» **Aim of the exercise**
Scan the data for lines with "JSON" and report the count by itself.

» **Items**
◇ ◇ ◇ ◇ ◇ ◇ ◇

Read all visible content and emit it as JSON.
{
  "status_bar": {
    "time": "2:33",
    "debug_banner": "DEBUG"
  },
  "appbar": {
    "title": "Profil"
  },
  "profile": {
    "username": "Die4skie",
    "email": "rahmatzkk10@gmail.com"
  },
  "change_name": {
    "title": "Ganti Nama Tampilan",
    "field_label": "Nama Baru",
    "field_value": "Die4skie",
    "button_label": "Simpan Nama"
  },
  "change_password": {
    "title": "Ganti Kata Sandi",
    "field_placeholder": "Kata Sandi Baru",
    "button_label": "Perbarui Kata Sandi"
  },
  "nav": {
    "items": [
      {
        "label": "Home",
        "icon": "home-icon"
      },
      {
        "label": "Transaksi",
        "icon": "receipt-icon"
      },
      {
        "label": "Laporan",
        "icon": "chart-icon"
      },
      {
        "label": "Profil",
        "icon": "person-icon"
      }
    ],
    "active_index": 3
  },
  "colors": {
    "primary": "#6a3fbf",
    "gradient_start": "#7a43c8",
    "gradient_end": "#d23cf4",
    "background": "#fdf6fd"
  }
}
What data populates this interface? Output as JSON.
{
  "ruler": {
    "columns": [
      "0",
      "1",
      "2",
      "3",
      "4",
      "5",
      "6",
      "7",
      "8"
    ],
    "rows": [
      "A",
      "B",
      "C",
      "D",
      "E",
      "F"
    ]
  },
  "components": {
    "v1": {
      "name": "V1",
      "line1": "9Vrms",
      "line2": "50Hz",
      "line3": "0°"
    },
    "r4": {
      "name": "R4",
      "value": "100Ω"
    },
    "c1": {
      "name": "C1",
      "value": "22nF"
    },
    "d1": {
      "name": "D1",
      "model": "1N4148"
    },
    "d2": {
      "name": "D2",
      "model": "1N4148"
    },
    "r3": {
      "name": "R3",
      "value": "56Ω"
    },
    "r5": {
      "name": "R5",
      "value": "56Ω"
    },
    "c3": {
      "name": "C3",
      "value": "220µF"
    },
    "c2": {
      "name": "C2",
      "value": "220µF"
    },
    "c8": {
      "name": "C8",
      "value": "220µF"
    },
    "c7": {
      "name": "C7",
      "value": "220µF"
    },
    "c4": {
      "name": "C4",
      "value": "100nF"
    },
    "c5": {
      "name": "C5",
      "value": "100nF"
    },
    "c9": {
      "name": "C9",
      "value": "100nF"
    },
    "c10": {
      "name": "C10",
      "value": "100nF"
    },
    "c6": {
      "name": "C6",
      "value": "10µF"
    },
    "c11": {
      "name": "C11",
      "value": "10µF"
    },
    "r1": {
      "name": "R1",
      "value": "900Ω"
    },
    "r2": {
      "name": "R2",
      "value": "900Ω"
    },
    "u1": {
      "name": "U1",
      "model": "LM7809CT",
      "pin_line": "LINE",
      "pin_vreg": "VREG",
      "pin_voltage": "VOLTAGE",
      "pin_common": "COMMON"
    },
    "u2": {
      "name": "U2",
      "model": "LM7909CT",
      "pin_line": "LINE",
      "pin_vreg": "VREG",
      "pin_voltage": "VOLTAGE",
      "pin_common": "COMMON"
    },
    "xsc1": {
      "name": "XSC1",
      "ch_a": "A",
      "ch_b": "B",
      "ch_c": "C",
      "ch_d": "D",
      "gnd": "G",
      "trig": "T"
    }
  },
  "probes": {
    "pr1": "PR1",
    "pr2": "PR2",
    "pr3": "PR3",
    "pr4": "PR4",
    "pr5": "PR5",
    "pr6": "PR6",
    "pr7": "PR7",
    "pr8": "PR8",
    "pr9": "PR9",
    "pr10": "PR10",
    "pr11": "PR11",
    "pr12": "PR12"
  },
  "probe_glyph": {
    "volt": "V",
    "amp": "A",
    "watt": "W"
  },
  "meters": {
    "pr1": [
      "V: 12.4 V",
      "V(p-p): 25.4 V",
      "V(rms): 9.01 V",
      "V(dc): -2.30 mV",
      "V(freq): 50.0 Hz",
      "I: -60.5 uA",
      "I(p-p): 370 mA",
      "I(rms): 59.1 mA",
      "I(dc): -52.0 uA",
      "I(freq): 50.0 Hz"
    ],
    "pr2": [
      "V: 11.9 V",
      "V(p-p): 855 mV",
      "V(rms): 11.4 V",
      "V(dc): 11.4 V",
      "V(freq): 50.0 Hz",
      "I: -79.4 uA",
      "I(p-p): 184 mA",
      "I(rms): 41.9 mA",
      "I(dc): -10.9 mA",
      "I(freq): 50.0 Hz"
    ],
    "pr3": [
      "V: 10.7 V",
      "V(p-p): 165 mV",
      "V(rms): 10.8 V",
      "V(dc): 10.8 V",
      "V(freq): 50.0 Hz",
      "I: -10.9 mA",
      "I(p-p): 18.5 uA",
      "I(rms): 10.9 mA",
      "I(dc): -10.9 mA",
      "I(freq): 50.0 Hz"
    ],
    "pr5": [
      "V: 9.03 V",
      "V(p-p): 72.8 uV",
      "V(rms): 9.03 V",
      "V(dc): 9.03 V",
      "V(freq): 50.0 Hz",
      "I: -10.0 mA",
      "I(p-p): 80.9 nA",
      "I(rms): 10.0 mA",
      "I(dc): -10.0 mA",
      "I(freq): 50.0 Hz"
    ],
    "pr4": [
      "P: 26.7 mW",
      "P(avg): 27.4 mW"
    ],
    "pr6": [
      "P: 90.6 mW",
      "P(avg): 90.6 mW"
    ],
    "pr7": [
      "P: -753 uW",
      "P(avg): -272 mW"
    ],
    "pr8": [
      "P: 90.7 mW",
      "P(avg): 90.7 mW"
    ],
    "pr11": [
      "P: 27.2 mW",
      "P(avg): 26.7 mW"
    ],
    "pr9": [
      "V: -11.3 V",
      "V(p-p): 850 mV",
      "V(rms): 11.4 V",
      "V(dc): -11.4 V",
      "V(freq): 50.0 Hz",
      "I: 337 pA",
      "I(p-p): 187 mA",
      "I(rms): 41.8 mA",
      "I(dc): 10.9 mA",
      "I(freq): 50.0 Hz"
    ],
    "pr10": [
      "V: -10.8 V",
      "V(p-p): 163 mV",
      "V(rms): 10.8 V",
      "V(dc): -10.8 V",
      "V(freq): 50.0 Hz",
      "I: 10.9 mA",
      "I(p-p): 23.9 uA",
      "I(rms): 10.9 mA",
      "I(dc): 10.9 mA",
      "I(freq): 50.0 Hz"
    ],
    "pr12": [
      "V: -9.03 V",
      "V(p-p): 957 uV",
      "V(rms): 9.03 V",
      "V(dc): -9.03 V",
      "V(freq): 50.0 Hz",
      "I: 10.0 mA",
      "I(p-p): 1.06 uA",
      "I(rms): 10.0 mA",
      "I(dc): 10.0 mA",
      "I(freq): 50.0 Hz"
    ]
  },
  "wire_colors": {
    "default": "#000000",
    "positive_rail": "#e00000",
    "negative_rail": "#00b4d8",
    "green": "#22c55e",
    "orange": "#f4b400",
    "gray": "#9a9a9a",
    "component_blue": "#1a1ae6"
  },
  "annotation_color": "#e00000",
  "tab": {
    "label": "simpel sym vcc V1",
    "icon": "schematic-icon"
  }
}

◇ ◇ ◇ ◇ ◇ ◇ ◇

» **Completed exercise**
2